§ Exercise task: Look through the data below. Pick out the lines holding the string "title".

§ Source data:

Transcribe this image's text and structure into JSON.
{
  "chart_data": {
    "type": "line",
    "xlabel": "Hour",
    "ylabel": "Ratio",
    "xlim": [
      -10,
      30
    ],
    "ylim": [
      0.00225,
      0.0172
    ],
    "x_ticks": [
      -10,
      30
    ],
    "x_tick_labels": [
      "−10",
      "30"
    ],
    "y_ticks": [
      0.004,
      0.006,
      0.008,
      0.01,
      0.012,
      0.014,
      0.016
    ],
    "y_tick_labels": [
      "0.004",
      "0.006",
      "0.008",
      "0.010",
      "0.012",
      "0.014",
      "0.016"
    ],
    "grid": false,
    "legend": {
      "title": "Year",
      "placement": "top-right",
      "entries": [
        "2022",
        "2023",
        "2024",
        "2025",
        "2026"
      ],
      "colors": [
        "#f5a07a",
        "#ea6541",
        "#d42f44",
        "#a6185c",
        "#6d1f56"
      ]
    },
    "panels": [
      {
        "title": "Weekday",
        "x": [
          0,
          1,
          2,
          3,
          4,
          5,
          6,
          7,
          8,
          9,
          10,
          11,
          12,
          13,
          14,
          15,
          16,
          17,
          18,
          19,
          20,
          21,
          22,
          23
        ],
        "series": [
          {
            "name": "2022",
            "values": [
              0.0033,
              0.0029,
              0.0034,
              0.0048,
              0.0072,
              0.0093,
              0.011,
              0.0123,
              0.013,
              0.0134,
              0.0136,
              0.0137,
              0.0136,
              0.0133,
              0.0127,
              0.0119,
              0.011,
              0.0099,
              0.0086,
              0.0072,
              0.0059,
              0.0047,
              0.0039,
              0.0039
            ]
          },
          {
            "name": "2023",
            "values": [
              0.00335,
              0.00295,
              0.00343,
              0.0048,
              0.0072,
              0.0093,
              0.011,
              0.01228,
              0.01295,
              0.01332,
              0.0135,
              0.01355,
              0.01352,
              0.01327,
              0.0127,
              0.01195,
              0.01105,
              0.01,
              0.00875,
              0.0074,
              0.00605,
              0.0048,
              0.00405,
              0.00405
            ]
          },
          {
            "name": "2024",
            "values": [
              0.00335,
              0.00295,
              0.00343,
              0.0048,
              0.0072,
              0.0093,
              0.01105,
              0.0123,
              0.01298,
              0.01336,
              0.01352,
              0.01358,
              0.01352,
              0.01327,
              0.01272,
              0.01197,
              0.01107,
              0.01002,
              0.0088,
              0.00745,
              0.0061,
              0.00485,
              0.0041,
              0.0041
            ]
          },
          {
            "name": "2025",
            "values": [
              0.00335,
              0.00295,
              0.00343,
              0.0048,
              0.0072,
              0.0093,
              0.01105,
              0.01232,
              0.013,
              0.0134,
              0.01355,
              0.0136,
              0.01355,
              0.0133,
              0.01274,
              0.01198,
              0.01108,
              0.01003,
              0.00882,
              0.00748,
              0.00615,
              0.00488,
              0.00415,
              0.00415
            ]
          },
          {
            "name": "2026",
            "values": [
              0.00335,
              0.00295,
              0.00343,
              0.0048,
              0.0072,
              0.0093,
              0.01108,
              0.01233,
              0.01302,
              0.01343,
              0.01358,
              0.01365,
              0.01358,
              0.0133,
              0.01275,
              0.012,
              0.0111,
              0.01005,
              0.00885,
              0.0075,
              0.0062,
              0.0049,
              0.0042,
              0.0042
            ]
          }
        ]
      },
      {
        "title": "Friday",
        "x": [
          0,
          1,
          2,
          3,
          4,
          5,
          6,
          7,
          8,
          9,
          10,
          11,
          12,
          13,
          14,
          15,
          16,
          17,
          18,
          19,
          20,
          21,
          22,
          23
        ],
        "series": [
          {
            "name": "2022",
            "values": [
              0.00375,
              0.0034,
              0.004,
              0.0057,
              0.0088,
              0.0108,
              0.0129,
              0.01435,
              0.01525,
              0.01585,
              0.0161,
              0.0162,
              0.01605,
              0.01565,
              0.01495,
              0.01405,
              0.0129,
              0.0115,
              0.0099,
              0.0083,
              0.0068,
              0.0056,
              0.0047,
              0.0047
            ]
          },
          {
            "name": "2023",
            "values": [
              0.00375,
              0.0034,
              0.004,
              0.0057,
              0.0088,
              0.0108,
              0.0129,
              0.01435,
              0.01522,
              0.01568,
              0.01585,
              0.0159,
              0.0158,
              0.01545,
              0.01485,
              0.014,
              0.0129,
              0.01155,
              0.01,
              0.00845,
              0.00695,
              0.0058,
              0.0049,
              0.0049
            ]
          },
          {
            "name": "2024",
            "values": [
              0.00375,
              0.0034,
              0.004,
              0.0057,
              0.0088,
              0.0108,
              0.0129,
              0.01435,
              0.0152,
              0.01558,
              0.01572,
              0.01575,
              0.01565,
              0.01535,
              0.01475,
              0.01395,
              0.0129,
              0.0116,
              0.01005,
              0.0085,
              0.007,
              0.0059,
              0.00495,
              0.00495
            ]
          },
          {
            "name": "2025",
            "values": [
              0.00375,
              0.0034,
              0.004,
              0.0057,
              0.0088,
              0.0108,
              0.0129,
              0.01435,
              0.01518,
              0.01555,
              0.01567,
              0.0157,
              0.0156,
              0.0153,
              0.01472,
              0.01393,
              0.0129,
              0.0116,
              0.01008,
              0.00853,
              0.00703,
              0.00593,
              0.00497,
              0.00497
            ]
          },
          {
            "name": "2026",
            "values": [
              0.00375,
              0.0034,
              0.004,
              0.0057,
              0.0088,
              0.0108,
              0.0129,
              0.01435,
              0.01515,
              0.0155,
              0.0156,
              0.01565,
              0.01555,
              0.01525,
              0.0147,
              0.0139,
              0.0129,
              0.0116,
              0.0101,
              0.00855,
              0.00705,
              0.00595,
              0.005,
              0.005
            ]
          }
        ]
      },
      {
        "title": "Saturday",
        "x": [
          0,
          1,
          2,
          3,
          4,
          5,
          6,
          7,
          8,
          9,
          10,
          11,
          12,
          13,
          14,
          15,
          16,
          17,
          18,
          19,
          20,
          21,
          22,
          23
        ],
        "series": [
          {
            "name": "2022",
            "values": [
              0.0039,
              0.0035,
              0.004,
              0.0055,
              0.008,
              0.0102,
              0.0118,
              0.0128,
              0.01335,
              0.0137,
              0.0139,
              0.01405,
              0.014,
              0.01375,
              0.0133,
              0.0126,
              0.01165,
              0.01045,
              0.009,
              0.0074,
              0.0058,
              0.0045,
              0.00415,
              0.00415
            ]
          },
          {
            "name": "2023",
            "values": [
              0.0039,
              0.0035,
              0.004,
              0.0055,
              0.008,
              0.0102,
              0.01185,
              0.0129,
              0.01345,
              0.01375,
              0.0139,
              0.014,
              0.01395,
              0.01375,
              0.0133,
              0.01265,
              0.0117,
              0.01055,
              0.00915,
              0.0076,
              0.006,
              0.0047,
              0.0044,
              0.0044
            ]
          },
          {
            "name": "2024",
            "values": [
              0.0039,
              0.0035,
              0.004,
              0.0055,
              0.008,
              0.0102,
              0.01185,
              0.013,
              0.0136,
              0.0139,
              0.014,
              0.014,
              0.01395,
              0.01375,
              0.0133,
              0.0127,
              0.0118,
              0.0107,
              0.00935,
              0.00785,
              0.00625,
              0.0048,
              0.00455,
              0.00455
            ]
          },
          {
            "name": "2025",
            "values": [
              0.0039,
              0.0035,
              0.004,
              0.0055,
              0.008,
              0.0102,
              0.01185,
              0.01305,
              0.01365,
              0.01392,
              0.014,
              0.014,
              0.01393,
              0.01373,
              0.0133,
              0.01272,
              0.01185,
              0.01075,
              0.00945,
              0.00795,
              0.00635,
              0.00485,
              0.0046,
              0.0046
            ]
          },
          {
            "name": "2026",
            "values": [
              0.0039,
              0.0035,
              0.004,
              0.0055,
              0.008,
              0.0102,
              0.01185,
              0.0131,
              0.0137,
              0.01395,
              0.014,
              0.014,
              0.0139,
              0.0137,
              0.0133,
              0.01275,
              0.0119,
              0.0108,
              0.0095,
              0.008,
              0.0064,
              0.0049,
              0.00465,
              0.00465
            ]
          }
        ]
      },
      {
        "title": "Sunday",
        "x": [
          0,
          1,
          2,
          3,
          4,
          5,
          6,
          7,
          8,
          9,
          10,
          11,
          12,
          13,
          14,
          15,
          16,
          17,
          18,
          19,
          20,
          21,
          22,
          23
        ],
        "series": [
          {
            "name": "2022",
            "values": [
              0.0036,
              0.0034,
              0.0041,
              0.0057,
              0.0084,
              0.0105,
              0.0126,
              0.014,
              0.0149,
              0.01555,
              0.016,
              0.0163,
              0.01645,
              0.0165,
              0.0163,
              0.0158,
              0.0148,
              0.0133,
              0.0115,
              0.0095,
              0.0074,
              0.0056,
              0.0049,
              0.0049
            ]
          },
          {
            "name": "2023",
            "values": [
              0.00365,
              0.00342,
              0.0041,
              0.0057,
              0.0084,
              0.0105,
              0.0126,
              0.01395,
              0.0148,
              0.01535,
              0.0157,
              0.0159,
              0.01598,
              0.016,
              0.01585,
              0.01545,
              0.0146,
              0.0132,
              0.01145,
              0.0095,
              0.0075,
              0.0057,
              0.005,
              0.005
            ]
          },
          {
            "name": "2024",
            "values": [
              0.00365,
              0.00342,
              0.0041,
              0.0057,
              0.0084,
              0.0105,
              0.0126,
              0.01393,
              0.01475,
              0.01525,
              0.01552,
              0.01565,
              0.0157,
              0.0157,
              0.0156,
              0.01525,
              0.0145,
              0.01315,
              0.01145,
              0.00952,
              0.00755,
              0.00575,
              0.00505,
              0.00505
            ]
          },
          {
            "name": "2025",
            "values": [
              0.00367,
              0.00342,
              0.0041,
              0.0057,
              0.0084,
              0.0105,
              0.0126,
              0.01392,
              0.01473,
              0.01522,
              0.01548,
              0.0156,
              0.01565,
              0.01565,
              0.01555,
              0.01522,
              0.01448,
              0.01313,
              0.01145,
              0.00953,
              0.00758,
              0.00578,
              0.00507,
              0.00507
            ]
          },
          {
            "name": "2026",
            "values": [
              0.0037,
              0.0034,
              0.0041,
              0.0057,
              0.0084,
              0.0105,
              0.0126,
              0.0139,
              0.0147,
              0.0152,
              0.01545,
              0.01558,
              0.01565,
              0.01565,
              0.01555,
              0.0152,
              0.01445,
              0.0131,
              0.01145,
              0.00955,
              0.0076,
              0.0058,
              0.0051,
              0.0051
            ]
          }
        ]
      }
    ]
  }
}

§ Final result:
      "title": "Year",
        "title": "Weekday",
        "title": "Friday",
        "title": "Saturday",
        "title": "Sunday",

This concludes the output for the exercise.